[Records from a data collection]

— Begin —

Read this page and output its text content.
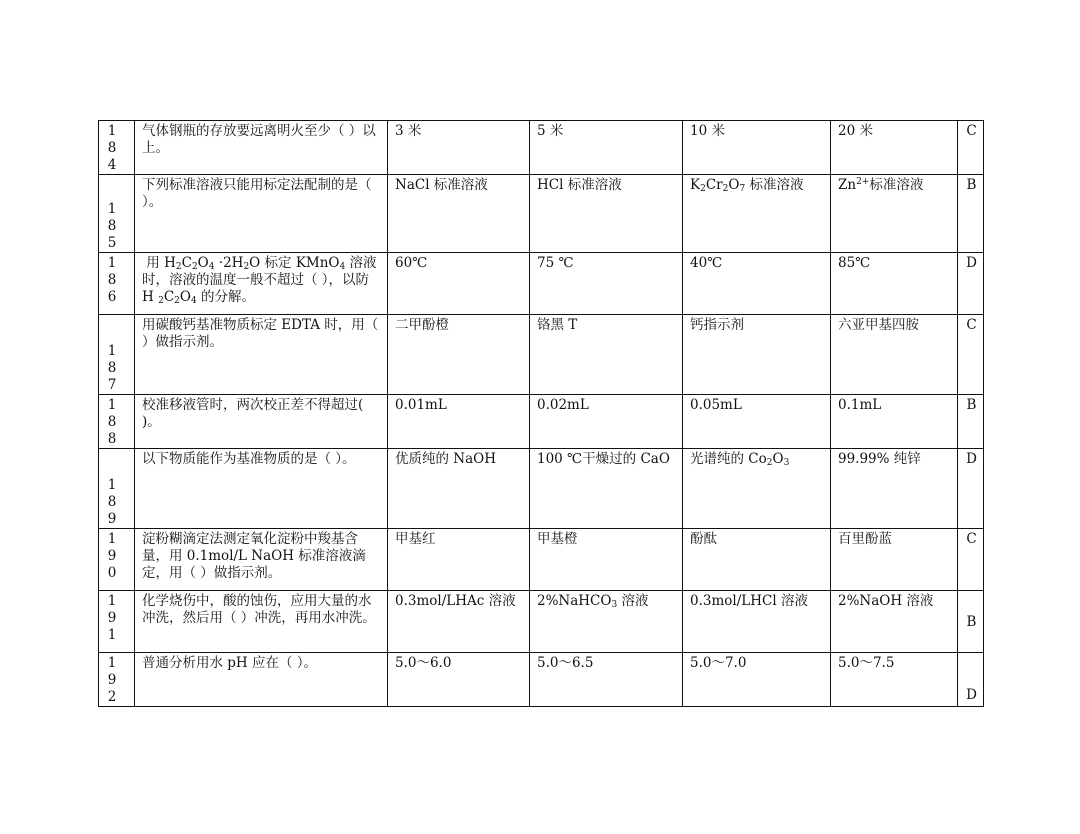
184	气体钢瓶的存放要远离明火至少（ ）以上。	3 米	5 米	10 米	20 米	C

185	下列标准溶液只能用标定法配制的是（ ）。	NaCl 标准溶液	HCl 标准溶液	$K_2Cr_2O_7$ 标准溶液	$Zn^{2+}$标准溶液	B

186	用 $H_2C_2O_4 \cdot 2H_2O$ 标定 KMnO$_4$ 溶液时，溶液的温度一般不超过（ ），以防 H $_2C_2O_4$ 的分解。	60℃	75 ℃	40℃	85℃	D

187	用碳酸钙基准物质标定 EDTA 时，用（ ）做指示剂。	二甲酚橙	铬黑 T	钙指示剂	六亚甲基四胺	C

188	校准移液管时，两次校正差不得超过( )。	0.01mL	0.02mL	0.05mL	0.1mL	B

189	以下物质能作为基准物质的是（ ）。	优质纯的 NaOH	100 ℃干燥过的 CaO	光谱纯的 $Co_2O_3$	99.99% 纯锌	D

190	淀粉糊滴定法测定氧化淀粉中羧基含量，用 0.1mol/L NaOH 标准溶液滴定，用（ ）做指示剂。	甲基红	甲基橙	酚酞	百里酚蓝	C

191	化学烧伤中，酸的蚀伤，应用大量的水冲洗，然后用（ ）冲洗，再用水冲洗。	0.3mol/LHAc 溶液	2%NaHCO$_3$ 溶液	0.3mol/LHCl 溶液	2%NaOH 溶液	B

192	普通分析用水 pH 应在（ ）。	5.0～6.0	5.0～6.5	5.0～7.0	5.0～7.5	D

— End —
— Begin —

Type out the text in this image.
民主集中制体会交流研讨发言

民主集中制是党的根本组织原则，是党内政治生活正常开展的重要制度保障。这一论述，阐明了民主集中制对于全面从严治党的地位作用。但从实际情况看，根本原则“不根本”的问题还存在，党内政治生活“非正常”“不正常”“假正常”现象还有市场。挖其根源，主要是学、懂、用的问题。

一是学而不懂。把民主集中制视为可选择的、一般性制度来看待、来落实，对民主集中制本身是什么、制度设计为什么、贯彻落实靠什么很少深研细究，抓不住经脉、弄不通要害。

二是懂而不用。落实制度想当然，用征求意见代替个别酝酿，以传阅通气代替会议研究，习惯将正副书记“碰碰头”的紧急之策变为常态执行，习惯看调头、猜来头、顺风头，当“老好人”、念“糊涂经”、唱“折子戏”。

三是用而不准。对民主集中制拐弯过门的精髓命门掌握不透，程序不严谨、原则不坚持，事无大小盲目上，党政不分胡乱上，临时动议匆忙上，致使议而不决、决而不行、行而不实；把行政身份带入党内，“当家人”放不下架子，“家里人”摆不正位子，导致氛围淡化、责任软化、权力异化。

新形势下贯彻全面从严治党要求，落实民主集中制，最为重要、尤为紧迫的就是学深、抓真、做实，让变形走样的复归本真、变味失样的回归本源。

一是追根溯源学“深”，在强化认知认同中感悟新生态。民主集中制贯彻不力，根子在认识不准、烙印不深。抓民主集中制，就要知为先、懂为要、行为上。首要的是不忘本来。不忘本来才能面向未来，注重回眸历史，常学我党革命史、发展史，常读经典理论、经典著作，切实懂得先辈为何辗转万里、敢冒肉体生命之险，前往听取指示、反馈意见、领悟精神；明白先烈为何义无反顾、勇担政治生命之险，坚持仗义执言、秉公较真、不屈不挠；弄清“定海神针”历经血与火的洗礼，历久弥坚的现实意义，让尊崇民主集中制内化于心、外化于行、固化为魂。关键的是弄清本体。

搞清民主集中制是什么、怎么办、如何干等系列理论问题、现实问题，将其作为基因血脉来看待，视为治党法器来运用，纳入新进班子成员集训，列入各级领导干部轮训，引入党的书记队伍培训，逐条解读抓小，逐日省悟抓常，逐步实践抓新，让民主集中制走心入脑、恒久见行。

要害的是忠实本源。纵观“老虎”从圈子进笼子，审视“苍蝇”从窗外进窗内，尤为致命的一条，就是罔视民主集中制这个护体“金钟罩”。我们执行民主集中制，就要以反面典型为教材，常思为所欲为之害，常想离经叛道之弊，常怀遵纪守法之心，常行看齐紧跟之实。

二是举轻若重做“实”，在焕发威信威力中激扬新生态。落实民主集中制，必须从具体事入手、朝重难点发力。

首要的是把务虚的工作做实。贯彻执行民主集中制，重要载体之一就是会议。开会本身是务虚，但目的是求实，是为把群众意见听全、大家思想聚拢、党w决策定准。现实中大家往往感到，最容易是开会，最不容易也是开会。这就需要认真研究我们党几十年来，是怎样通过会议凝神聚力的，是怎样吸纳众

— End —

◆ What needs to be done
Your task is to list each line of the records with the word "做指示剂".

◆ The completed task
187	用碳酸钙基准物质标定 EDTA 时，用（ ）做指示剂。	二甲酚橙	铬黑 T	钙指示剂	六亚甲基四胺	C
190	淀粉糊滴定法测定氧化淀粉中羧基含量，用 0.1mol/L NaOH 标准溶液滴定，用（ ）做指示剂。	甲基红	甲基橙	酚酞	百里酚蓝	C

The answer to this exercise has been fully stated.